**Data provided**:
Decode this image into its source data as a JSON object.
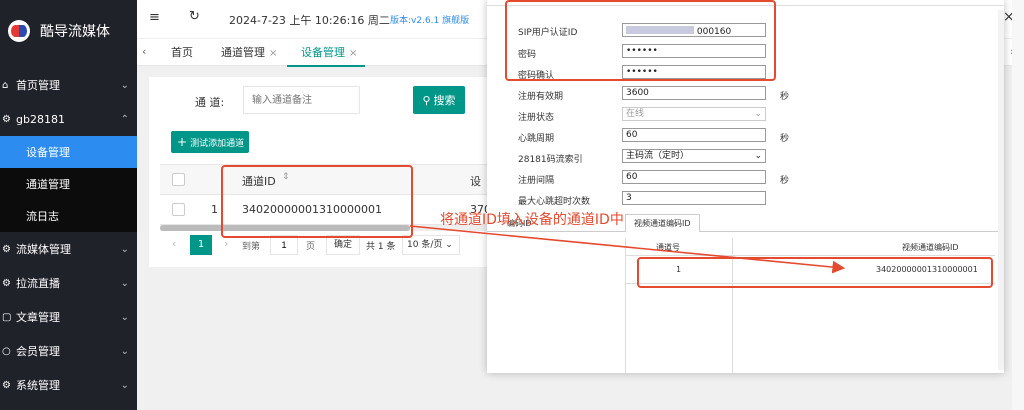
{
  "app": {
    "title": "酷导流媒体"
  },
  "topbar": {
    "menu_icon": "≡",
    "refresh_icon": "↻",
    "datetime": "2024-7-23 上午 10:26:16 周二",
    "version": "版本:v2.6.1 旗舰版",
    "close_icon": "×"
  },
  "sidebar": {
    "items": [
      {
        "label": "首页管理"
      },
      {
        "label": "gb28181"
      },
      {
        "label": "设备管理"
      },
      {
        "label": "通道管理"
      },
      {
        "label": "流日志"
      },
      {
        "label": "流媒体管理"
      },
      {
        "label": "拉流直播"
      },
      {
        "label": "文章管理"
      },
      {
        "label": "会员管理"
      },
      {
        "label": "系统管理"
      }
    ]
  },
  "tabs": [
    {
      "label": "首页"
    },
    {
      "label": "通道管理"
    },
    {
      "label": "设备管理"
    }
  ],
  "search": {
    "label": "通 道:",
    "placeholder": "输入通道备注",
    "button": "搜索"
  },
  "toolbar": {
    "add_label": "测试添加通道"
  },
  "table": {
    "headers": [
      "通道ID",
      "设"
    ],
    "rows": [
      {
        "index": "1",
        "channel_id": "34020000001310000001",
        "col2": "370"
      }
    ]
  },
  "pager": {
    "current": "1",
    "goto_prefix": "到第",
    "goto_value": "1",
    "goto_suffix": "页",
    "confirm": "确定",
    "total": "共 1 条",
    "size": "10 条/页"
  },
  "dialog": {
    "fields": [
      {
        "label": "SIP用户认证ID",
        "value": "000160"
      },
      {
        "label": "密码",
        "value": "••••••"
      },
      {
        "label": "密码确认",
        "value": "••••••"
      },
      {
        "label": "注册有效期",
        "value": "3600",
        "unit": "秒"
      },
      {
        "label": "注册状态",
        "value": "在线"
      },
      {
        "label": "心跳周期",
        "value": "60",
        "unit": "秒"
      },
      {
        "label": "28181码流索引",
        "value": "主码流（定时）"
      },
      {
        "label": "注册间隔",
        "value": "60",
        "unit": "秒"
      },
      {
        "label": "最大心跳超时次数",
        "value": "3"
      }
    ],
    "sub_tabs": [
      "编码ID",
      "视频通道编码ID"
    ],
    "table": {
      "headers": [
        "通道号",
        "视频通道编码ID"
      ],
      "rows": [
        {
          "no": "1",
          "id": "34020000001310000001"
        }
      ]
    }
  },
  "annotation": {
    "text": "将通道ID填入设备的通道ID中",
    "color": "#e64a2e"
  }
}
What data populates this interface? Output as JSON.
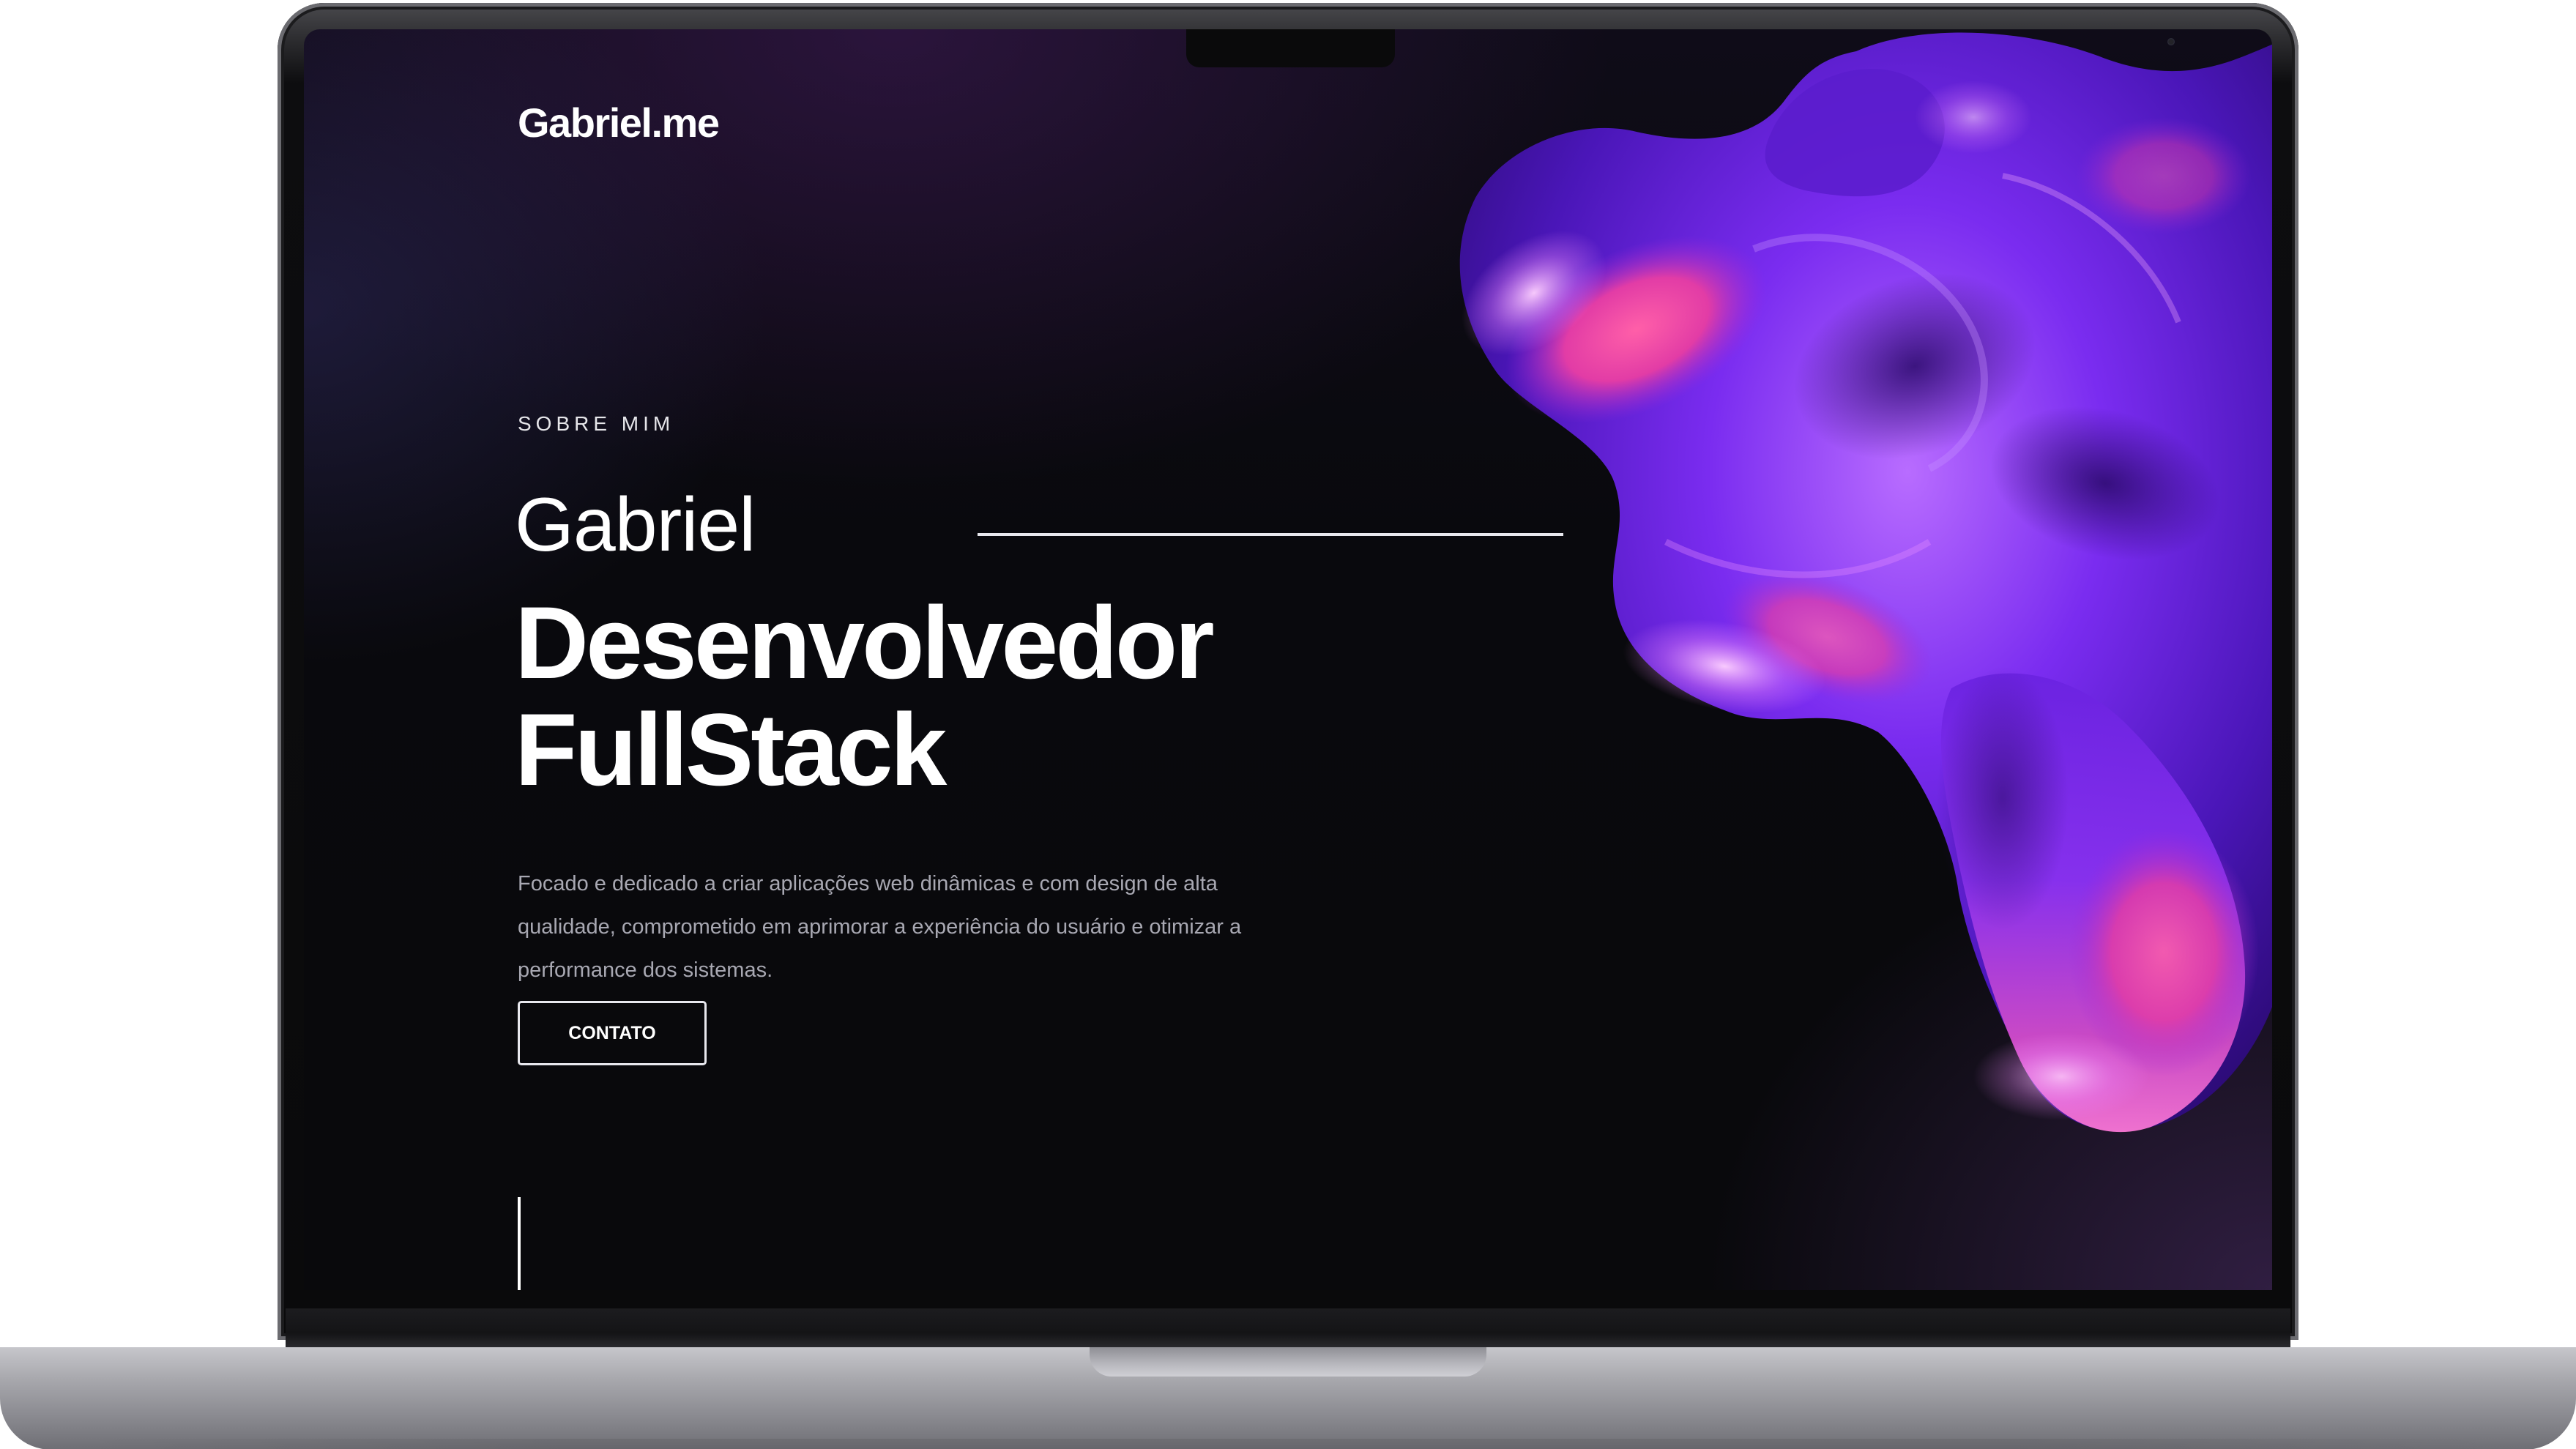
{
  "site": {
    "logo": "Gabriel.me"
  },
  "hero": {
    "section_label": "SOBRE MIM",
    "name": "Gabriel",
    "headline_line1": "Desenvolvedor",
    "headline_line2": "FullStack",
    "description": "Focado e dedicado a criar aplicações web dinâmicas e com design de alta qualidade, comprometido em aprimorar a experiência do usuário e otimizar a performance dos sistemas.",
    "contact_button": "CONTATO"
  },
  "colors": {
    "background": "#09090c",
    "text_primary": "#ffffff",
    "text_secondary": "#a8a8b2",
    "accent_purple": "#7b2cf0",
    "accent_pink": "#f0419a"
  },
  "icons": {
    "hero_art": "abstract-3d-blob-image",
    "scroll": "scroll-indicator-line"
  }
}
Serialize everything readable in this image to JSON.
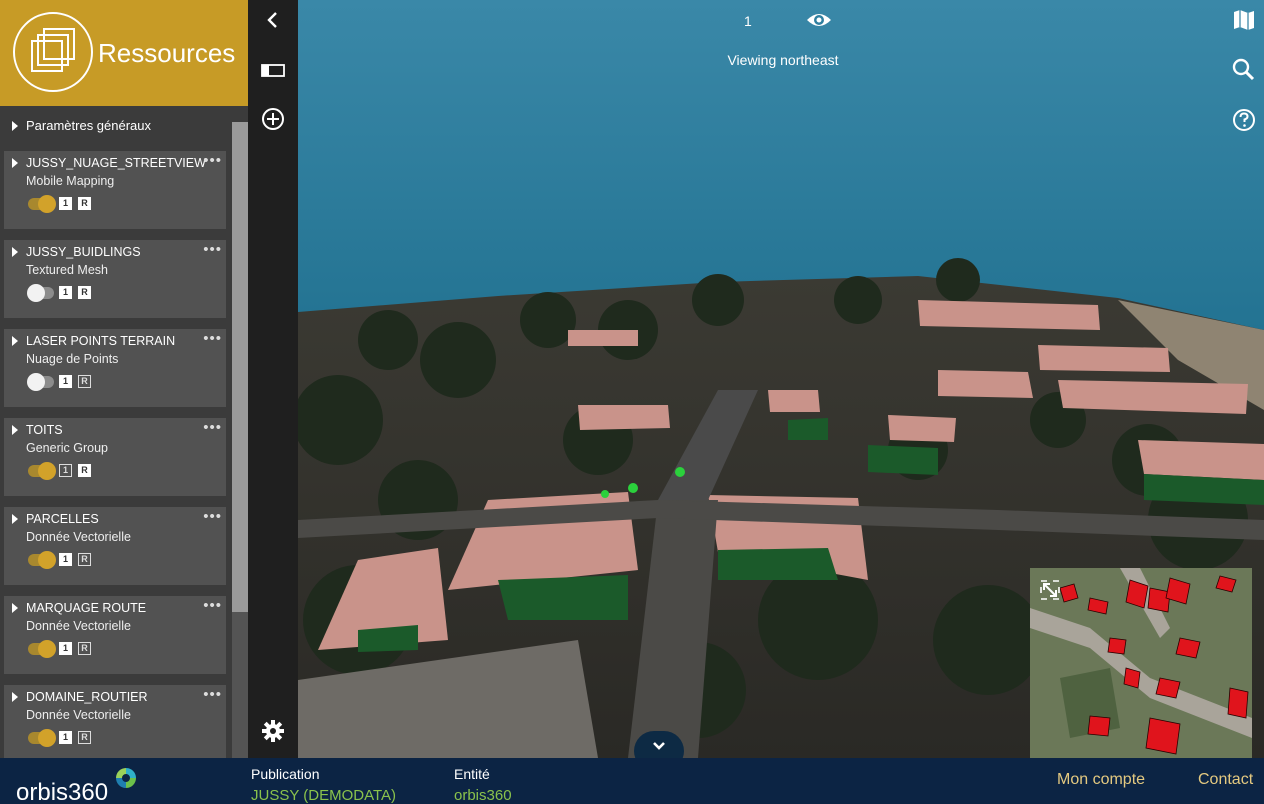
{
  "panel": {
    "title": "Ressources",
    "general_params": "Paramètres généraux",
    "layers": [
      {
        "name": "JUSSY_NUAGE_STREETVIEW",
        "type": "Mobile Mapping",
        "visible": true,
        "badge1": "1",
        "badge2": "R",
        "badge1_filled": true,
        "badge2_filled": true
      },
      {
        "name": "JUSSY_BUIDLINGS",
        "type": "Textured Mesh",
        "visible": false,
        "badge1": "1",
        "badge2": "R",
        "badge1_filled": true,
        "badge2_filled": true
      },
      {
        "name": "LASER POINTS TERRAIN",
        "type": "Nuage de Points",
        "visible": false,
        "badge1": "1",
        "badge2": "R",
        "badge1_filled": true,
        "badge2_filled": false
      },
      {
        "name": "TOITS",
        "type": "Generic Group",
        "visible": true,
        "badge1": "1",
        "badge2": "R",
        "badge1_filled": false,
        "badge2_filled": true
      },
      {
        "name": "PARCELLES",
        "type": "Donnée Vectorielle",
        "visible": true,
        "badge1": "1",
        "badge2": "R",
        "badge1_filled": true,
        "badge2_filled": false
      },
      {
        "name": "MARQUAGE ROUTE",
        "type": "Donnée Vectorielle",
        "visible": true,
        "badge1": "1",
        "badge2": "R",
        "badge1_filled": true,
        "badge2_filled": false
      },
      {
        "name": "DOMAINE_ROUTIER",
        "type": "Donnée Vectorielle",
        "visible": true,
        "badge1": "1",
        "badge2": "R",
        "badge1_filled": true,
        "badge2_filled": false
      }
    ],
    "layer_menu_glyph": "•••"
  },
  "rail": {
    "icons": [
      "chevron-left-icon",
      "panel-toggle-icon",
      "add-circle-icon",
      "settings-gear-icon"
    ]
  },
  "viewer": {
    "zoom_level": "1",
    "view_direction": "Viewing northeast",
    "icons": [
      "eye-icon",
      "map-icon",
      "search-icon",
      "help-icon",
      "expand-icon",
      "chevron-down-icon"
    ]
  },
  "footer": {
    "brand": "orbis360",
    "publication_label": "Publication",
    "publication_value": "JUSSY (DEMODATA)",
    "entity_label": "Entité",
    "entity_value": "orbis360",
    "account_link": "Mon compte",
    "contact_link": "Contact"
  },
  "colors": {
    "header_gold": "#c79b26",
    "panel_bg": "#3b3b3b",
    "card_bg": "#525252",
    "footer_bg": "#0c2444",
    "footer_value": "#8ac24c",
    "footer_link": "#e4c980",
    "sky": "#2f7fa0"
  }
}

**Short exercise**: Copy out all the data exactly; skip the pictures.

**Task response**:
Decode this image into its source data as a JSON object.
{
  "app": {
    "title": "酷导流媒体"
  },
  "topbar": {
    "menu_icon": "≡",
    "refresh_icon": "↻",
    "datetime": "2024-7-23 上午 10:26:16 周二",
    "version": "版本:v2.6.1 旗舰版",
    "close_icon": "×"
  },
  "sidebar": {
    "items": [
      {
        "label": "首页管理"
      },
      {
        "label": "gb28181"
      },
      {
        "label": "设备管理"
      },
      {
        "label": "通道管理"
      },
      {
        "label": "流日志"
      },
      {
        "label": "流媒体管理"
      },
      {
        "label": "拉流直播"
      },
      {
        "label": "文章管理"
      },
      {
        "label": "会员管理"
      },
      {
        "label": "系统管理"
      }
    ]
  },
  "tabs": [
    {
      "label": "首页"
    },
    {
      "label": "通道管理"
    },
    {
      "label": "设备管理"
    }
  ],
  "search": {
    "label": "通 道:",
    "placeholder": "输入通道备注",
    "button": "搜索"
  },
  "toolbar": {
    "add_label": "测试添加通道"
  },
  "table": {
    "headers": [
      "通道ID",
      "设"
    ],
    "rows": [
      {
        "index": "1",
        "channel_id": "34020000001310000001",
        "col2": "370"
      }
    ]
  },
  "pager": {
    "current": "1",
    "goto_prefix": "到第",
    "goto_value": "1",
    "goto_suffix": "页",
    "confirm": "确定",
    "total": "共 1 条",
    "size": "10 条/页"
  },
  "dialog": {
    "fields": [
      {
        "label": "SIP用户认证ID",
        "value": "000160"
      },
      {
        "label": "密码",
        "value": "••••••"
      },
      {
        "label": "密码确认",
        "value": "••••••"
      },
      {
        "label": "注册有效期",
        "value": "3600",
        "unit": "秒"
      },
      {
        "label": "注册状态",
        "value": "在线"
      },
      {
        "label": "心跳周期",
        "value": "60",
        "unit": "秒"
      },
      {
        "label": "28181码流索引",
        "value": "主码流（定时）"
      },
      {
        "label": "注册间隔",
        "value": "60",
        "unit": "秒"
      },
      {
        "label": "最大心跳超时次数",
        "value": "3"
      }
    ],
    "sub_tabs": [
      "编码ID",
      "视频通道编码ID"
    ],
    "table": {
      "headers": [
        "通道号",
        "视频通道编码ID"
      ],
      "rows": [
        {
          "no": "1",
          "id": "34020000001310000001"
        }
      ]
    }
  },
  "annotation": {
    "text": "将通道ID填入设备的通道ID中",
    "color": "#e64a2e"
  }
}
What data populates this interface? Output as JSON.
{
  "site": {
    "logo": "Gabriel.me"
  },
  "hero": {
    "section_label": "SOBRE MIM",
    "name": "Gabriel",
    "headline_line1": "Desenvolvedor",
    "headline_line2": "FullStack",
    "description": "Focado e dedicado a criar aplicações web dinâmicas e com design de alta qualidade, comprometido em aprimorar a experiência do usuário e otimizar a performance dos sistemas.",
    "contact_button": "CONTATO"
  },
  "colors": {
    "background": "#09090c",
    "text_primary": "#ffffff",
    "text_secondary": "#a8a8b2",
    "accent_purple": "#7b2cf0",
    "accent_pink": "#f0419a"
  },
  "icons": {
    "hero_art": "abstract-3d-blob-image",
    "scroll": "scroll-indicator-line"
  }
}
Serialize everything readable in this image to JSON.
{
  "panel": {
    "title": "Ressources",
    "general_params": "Paramètres généraux",
    "layers": [
      {
        "name": "JUSSY_NUAGE_STREETVIEW",
        "type": "Mobile Mapping",
        "visible": true,
        "badge1": "1",
        "badge2": "R",
        "badge1_filled": true,
        "badge2_filled": true
      },
      {
        "name": "JUSSY_BUIDLINGS",
        "type": "Textured Mesh",
        "visible": false,
        "badge1": "1",
        "badge2": "R",
        "badge1_filled": true,
        "badge2_filled": true
      },
      {
        "name": "LASER POINTS TERRAIN",
        "type": "Nuage de Points",
        "visible": false,
        "badge1": "1",
        "badge2": "R",
        "badge1_filled": true,
        "badge2_filled": false
      },
      {
        "name": "TOITS",
        "type": "Generic Group",
        "visible": true,
        "badge1": "1",
        "badge2": "R",
        "badge1_filled": false,
        "badge2_filled": true
      },
      {
        "name": "PARCELLES",
        "type": "Donnée Vectorielle",
        "visible": true,
        "badge1": "1",
        "badge2": "R",
        "badge1_filled": true,
        "badge2_filled": false
      },
      {
        "name": "MARQUAGE ROUTE",
        "type": "Donnée Vectorielle",
        "visible": true,
        "badge1": "1",
        "badge2": "R",
        "badge1_filled": true,
        "badge2_filled": false
      },
      {
        "name": "DOMAINE_ROUTIER",
        "type": "Donnée Vectorielle",
        "visible": true,
        "badge1": "1",
        "badge2": "R",
        "badge1_filled": true,
        "badge2_filled": false
      }
    ],
    "layer_menu_glyph": "•••"
  },
  "rail": {
    "icons": [
      "chevron-left-icon",
      "panel-toggle-icon",
      "add-circle-icon",
      "settings-gear-icon"
    ]
  },
  "viewer": {
    "zoom_level": "1",
    "view_direction": "Viewing northeast",
    "icons": [
      "eye-icon",
      "map-icon",
      "search-icon",
      "help-icon",
      "expand-icon",
      "chevron-down-icon"
    ]
  },
  "footer": {
    "brand": "orbis360",
    "publication_label": "Publication",
    "publication_value": "JUSSY (DEMODATA)",
    "entity_label": "Entité",
    "entity_value": "orbis360",
    "account_link": "Mon compte",
    "contact_link": "Contact"
  },
  "colors": {
    "header_gold": "#c79b26",
    "panel_bg": "#3b3b3b",
    "card_bg": "#525252",
    "footer_bg": "#0c2444",
    "footer_value": "#8ac24c",
    "footer_link": "#e4c980",
    "sky": "#2f7fa0"
  }
}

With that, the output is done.